* EXERCISE PROMPT:
Edit the rows below so that every "ADJACENT LOT" becomes "NEIGHBORING LOT", and keep everything else the same.

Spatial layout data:
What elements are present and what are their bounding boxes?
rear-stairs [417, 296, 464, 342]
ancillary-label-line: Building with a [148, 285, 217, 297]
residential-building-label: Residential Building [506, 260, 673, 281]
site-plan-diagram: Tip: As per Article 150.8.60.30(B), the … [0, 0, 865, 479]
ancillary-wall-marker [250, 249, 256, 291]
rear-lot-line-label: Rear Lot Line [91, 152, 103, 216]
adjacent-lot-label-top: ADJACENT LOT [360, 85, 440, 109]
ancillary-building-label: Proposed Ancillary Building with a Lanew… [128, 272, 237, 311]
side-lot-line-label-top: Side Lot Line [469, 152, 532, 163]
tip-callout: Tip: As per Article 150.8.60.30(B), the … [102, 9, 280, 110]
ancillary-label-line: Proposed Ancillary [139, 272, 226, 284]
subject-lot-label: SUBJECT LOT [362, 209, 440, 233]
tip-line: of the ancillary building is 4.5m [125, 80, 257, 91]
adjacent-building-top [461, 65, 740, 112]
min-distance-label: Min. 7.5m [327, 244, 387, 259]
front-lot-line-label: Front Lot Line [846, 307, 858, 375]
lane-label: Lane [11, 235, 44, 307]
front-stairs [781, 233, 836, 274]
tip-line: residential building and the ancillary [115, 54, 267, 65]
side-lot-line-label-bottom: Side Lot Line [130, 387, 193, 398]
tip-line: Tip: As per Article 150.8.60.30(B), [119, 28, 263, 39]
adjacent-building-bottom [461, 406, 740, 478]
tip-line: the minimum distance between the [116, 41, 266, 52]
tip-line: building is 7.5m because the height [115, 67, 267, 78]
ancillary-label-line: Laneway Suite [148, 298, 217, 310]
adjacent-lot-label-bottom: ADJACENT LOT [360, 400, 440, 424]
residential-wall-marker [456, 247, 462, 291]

* IN RESPONSE:
What elements are present and what are their bounding boxes?
rear-stairs [417, 296, 464, 342]
ancillary-label-line: Building with a [148, 285, 217, 297]
residential-building-label: Residential Building [506, 260, 673, 281]
site-plan-diagram: Tip: As per Article 150.8.60.30(B), the … [0, 0, 865, 479]
ancillary-wall-marker [250, 249, 256, 291]
rear-lot-line-label: Rear Lot Line [91, 152, 103, 216]
adjacent-lot-label-top: NEIGHBORING LOT [360, 85, 440, 109]
ancillary-building-label: Proposed Ancillary Building with a Lanew… [128, 272, 237, 311]
side-lot-line-label-top: Side Lot Line [469, 152, 532, 163]
tip-callout: Tip: As per Article 150.8.60.30(B), the … [102, 9, 280, 110]
ancillary-label-line: Proposed Ancillary [139, 272, 226, 284]
subject-lot-label: SUBJECT LOT [362, 209, 440, 233]
tip-line: of the ancillary building is 4.5m [125, 80, 257, 91]
adjacent-building-top [461, 65, 740, 112]
min-distance-label: Min. 7.5m [327, 244, 387, 259]
front-lot-line-label: Front Lot Line [846, 307, 858, 375]
lane-label: Lane [11, 235, 44, 307]
front-stairs [781, 233, 836, 274]
tip-line: residential building and the ancillary [115, 54, 267, 65]
side-lot-line-label-bottom: Side Lot Line [130, 387, 193, 398]
tip-line: Tip: As per Article 150.8.60.30(B), [119, 28, 263, 39]
adjacent-building-bottom [461, 406, 740, 478]
tip-line: the minimum distance between the [116, 41, 266, 52]
tip-line: building is 7.5m because the height [115, 67, 267, 78]
ancillary-label-line: Laneway Suite [148, 298, 217, 310]
adjacent-lot-label-bottom: NEIGHBORING LOT [360, 400, 440, 424]
residential-wall-marker [456, 247, 462, 291]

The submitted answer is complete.